→ **RAW DATA**:
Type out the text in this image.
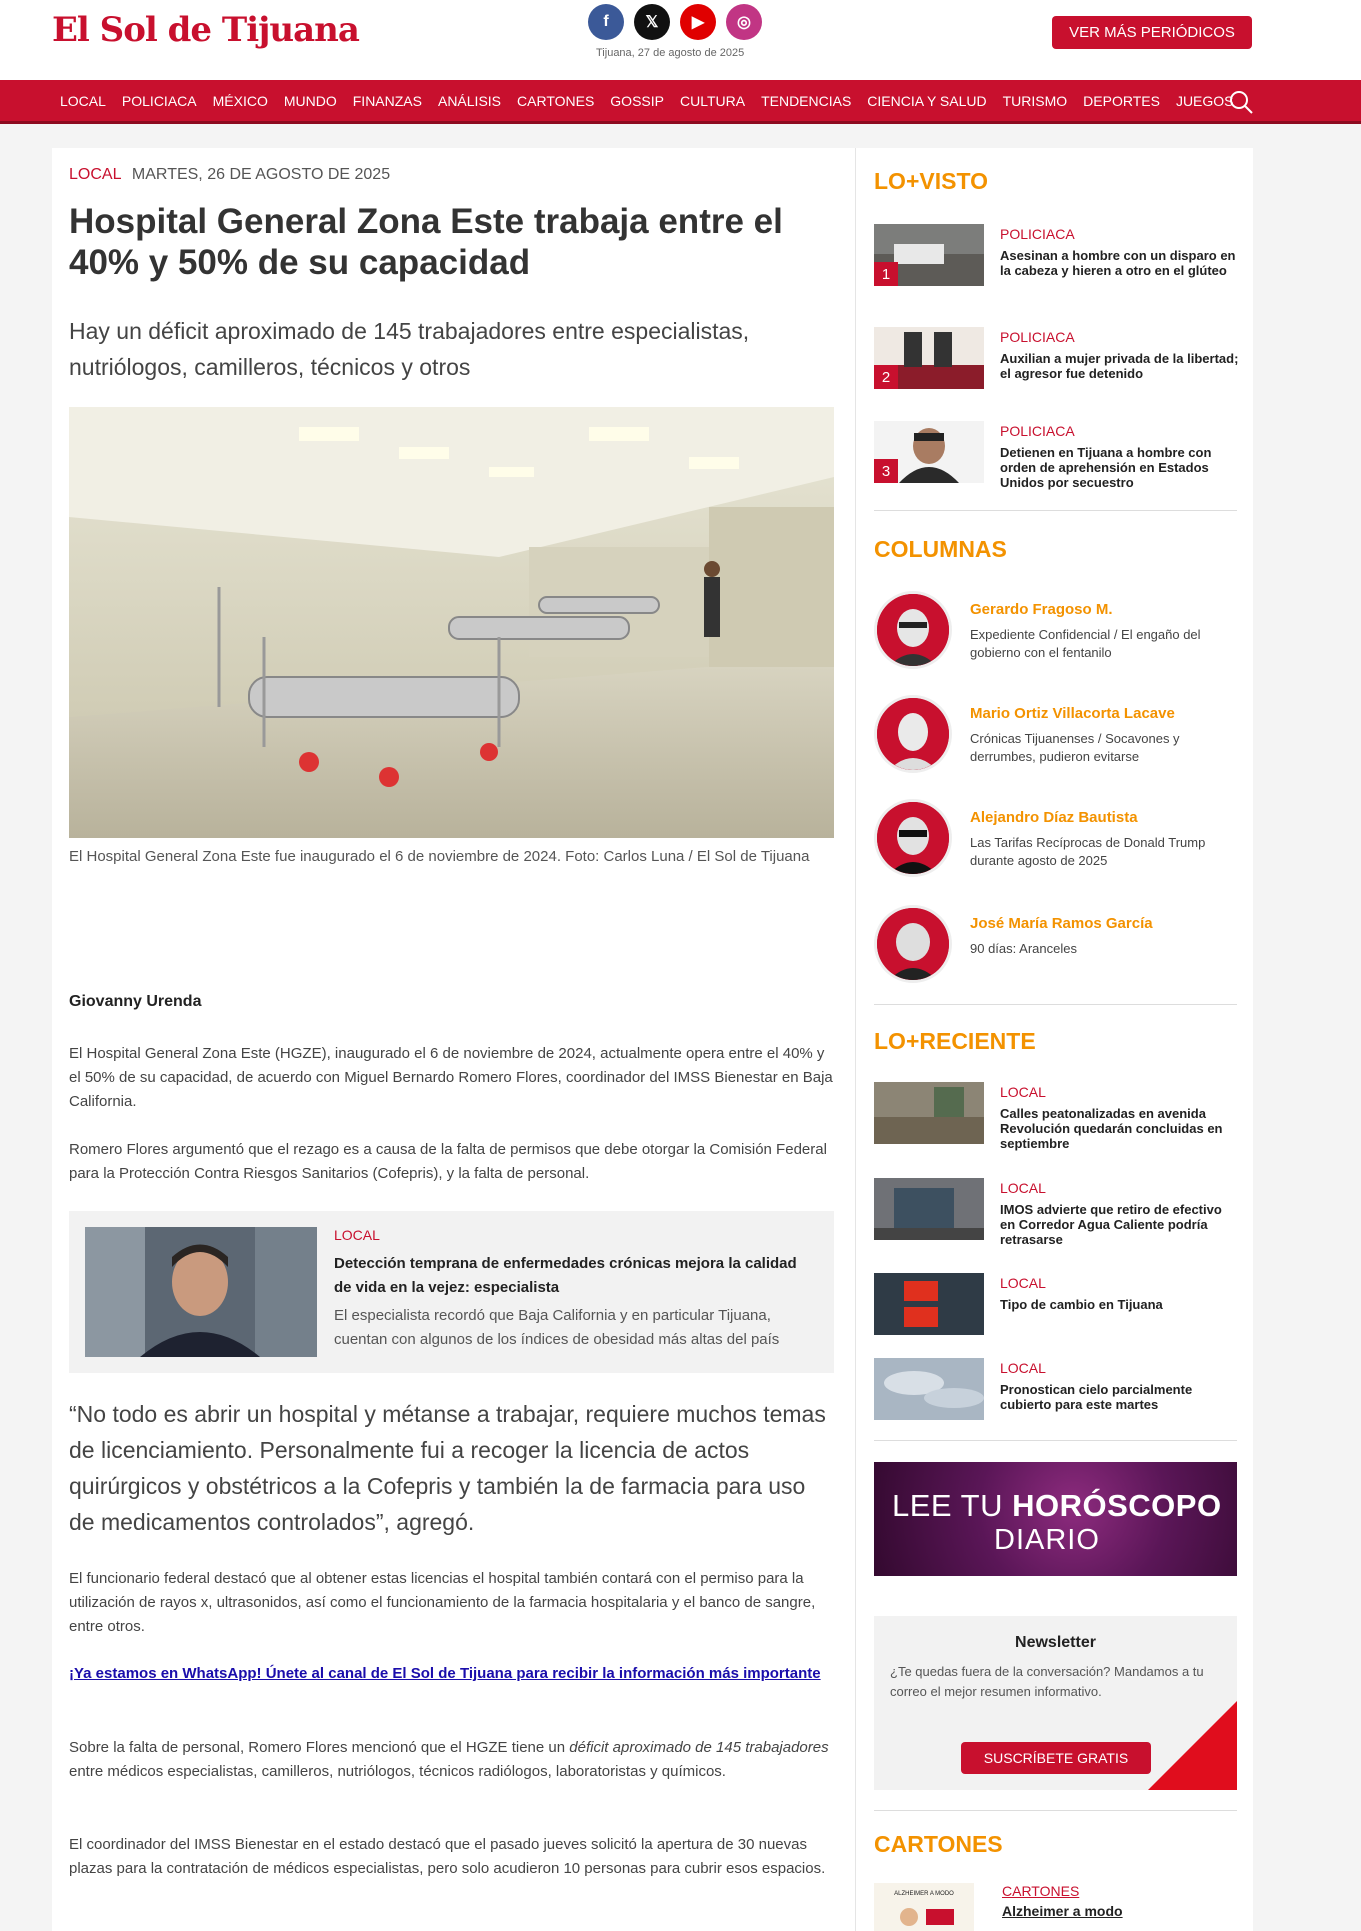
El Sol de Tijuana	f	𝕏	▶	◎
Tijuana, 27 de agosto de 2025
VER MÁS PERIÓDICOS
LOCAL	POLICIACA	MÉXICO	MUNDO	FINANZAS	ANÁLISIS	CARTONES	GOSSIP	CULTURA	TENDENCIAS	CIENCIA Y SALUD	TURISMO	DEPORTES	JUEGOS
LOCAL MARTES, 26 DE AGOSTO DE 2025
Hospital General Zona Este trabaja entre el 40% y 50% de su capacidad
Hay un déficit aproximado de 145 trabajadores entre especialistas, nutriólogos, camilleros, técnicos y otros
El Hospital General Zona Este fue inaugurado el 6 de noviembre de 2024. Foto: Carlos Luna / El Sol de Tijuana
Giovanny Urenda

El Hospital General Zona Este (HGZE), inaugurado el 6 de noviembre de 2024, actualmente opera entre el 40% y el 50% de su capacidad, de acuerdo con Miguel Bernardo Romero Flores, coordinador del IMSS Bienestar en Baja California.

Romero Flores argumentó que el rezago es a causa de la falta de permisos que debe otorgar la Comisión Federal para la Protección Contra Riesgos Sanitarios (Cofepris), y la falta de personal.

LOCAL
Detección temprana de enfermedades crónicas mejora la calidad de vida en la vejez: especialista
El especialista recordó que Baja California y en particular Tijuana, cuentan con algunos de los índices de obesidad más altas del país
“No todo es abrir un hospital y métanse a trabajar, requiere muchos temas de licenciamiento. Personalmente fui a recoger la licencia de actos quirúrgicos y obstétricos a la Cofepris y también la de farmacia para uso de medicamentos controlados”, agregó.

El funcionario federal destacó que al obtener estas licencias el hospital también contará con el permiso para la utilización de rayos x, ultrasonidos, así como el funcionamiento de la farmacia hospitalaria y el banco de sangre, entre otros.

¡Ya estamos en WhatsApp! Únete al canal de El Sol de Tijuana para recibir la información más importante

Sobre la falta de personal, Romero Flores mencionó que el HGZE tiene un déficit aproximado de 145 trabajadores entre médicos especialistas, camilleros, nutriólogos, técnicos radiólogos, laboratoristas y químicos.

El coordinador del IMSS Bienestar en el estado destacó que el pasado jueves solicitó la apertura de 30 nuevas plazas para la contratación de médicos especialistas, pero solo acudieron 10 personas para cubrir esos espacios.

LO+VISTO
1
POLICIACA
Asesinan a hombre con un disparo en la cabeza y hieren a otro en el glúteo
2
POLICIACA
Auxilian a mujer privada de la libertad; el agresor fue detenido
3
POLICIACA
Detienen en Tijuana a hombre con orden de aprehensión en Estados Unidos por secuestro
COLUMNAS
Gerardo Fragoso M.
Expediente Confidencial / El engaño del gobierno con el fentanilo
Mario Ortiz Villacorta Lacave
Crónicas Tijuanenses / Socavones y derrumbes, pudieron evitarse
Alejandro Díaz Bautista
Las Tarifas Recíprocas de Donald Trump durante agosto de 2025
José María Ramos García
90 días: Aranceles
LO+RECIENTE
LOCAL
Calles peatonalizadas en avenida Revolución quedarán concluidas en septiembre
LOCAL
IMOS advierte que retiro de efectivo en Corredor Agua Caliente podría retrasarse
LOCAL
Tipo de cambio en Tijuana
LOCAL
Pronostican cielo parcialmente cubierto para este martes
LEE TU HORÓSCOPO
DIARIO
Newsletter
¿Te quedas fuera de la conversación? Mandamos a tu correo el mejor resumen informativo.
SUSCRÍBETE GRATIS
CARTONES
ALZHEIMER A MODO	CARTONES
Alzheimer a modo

...

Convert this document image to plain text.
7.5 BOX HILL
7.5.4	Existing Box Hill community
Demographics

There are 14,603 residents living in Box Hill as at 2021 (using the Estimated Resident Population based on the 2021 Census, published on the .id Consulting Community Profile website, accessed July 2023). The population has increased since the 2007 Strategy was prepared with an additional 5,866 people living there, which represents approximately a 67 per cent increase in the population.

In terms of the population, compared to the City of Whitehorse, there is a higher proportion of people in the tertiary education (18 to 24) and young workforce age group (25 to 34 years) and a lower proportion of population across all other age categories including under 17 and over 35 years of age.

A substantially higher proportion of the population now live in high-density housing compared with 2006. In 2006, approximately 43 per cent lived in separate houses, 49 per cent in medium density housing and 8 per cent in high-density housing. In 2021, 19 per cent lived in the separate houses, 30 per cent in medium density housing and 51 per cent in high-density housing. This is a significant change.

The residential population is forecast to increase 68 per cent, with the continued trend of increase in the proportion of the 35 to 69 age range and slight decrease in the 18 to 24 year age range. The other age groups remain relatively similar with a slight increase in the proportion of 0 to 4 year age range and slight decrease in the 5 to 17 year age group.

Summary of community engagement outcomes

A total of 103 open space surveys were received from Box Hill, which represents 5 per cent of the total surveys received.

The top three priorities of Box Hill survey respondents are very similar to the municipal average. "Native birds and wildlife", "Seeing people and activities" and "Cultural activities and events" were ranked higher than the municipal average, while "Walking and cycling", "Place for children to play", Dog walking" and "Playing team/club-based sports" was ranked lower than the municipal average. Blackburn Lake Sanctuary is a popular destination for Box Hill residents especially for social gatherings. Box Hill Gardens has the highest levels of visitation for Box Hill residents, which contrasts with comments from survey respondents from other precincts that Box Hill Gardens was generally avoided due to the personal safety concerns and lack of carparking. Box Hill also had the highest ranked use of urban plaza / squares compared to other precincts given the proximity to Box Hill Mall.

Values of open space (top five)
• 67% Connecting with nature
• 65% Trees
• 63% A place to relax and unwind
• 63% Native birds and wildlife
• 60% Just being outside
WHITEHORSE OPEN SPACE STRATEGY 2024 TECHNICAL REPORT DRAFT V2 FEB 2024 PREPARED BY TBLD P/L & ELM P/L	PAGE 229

--

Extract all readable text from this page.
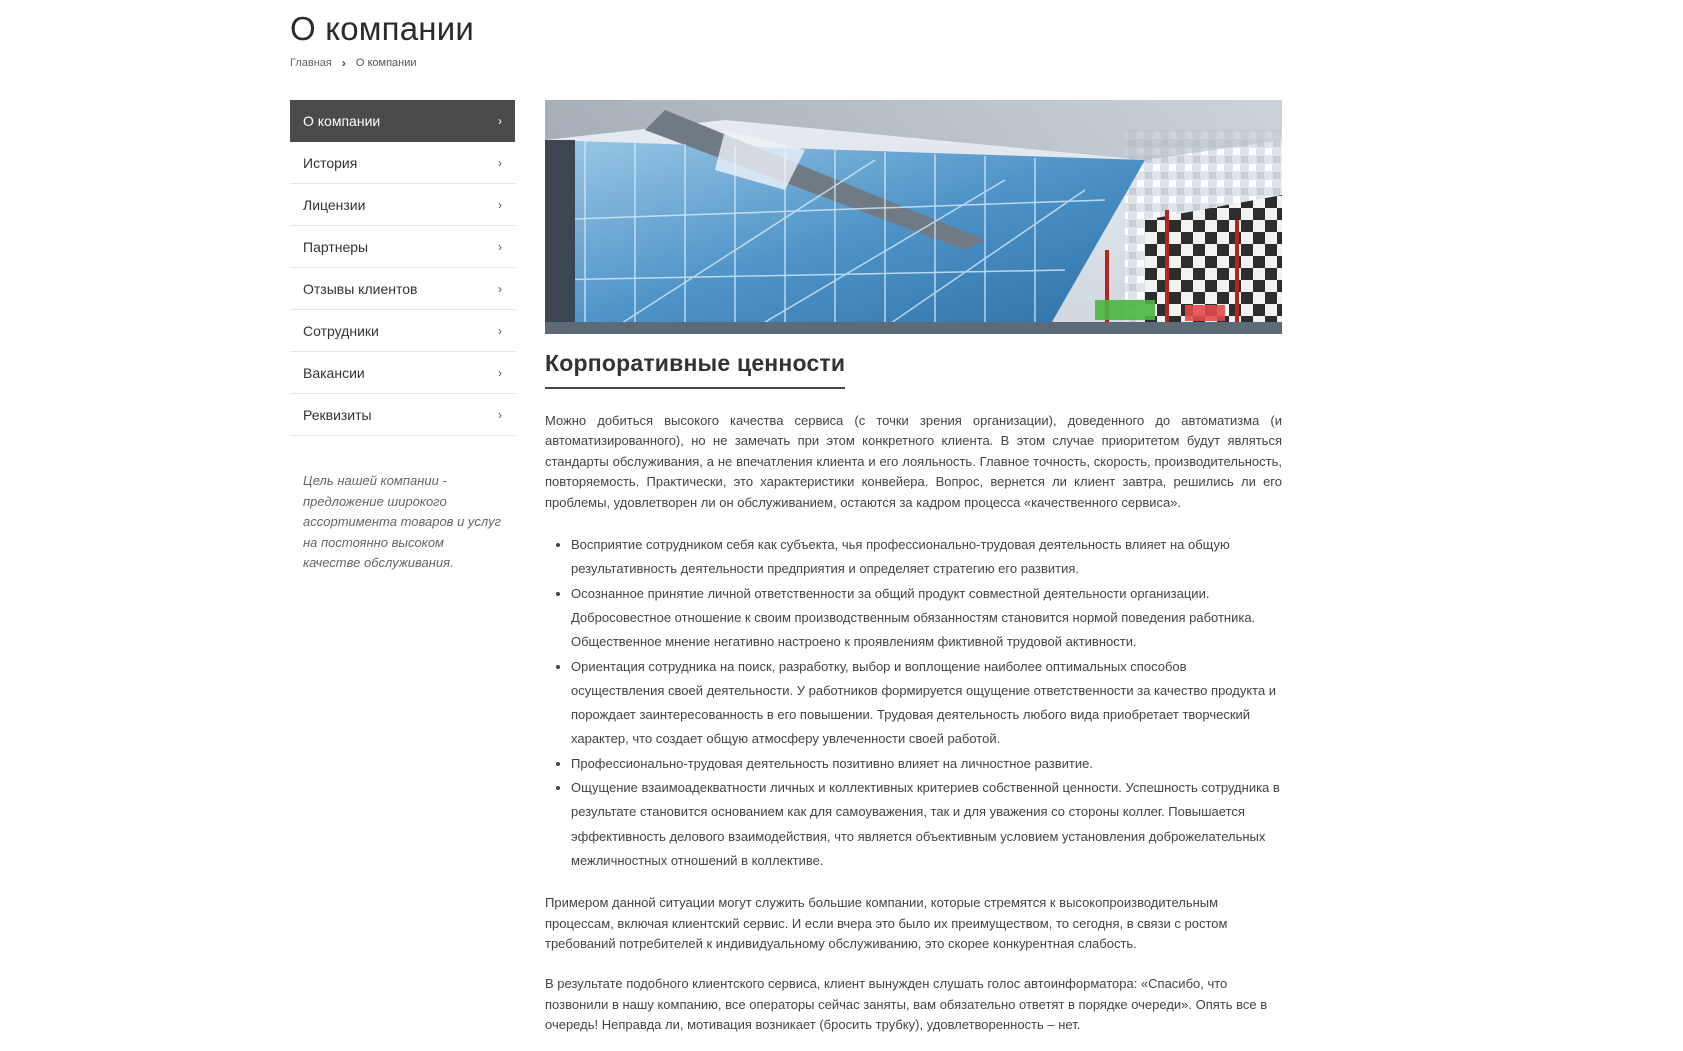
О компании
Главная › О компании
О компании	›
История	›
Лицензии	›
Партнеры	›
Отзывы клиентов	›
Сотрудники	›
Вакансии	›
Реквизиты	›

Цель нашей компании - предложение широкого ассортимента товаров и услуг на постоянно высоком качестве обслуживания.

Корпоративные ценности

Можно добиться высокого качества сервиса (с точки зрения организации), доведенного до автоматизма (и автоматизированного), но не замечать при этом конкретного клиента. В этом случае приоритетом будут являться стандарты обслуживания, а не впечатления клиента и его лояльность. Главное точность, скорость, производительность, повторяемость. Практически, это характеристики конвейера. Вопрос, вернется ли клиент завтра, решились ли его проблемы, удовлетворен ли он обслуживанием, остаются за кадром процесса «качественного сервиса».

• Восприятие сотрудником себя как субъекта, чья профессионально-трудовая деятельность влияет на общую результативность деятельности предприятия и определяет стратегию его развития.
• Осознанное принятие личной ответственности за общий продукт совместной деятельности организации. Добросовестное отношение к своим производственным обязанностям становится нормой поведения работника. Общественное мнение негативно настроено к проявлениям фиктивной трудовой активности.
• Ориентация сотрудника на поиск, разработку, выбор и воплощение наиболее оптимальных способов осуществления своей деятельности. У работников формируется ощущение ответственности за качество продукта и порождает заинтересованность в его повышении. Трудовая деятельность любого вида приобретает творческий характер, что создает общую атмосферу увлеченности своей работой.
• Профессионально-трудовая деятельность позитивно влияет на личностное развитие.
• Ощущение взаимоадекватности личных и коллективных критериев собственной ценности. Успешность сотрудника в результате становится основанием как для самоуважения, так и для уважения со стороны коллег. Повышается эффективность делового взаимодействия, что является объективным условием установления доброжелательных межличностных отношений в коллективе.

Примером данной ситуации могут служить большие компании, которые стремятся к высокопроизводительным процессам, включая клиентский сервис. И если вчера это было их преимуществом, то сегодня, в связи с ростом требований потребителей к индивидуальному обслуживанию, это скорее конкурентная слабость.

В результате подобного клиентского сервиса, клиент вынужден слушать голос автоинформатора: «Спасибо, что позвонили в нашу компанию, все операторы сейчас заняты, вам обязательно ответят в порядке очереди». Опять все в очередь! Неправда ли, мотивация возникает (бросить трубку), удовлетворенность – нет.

→ **PROBLEM TO WORK ON**: Give a single number: the count of lines above that include the word "people".

→ **RESULT OF THIS EXERCISE**: 3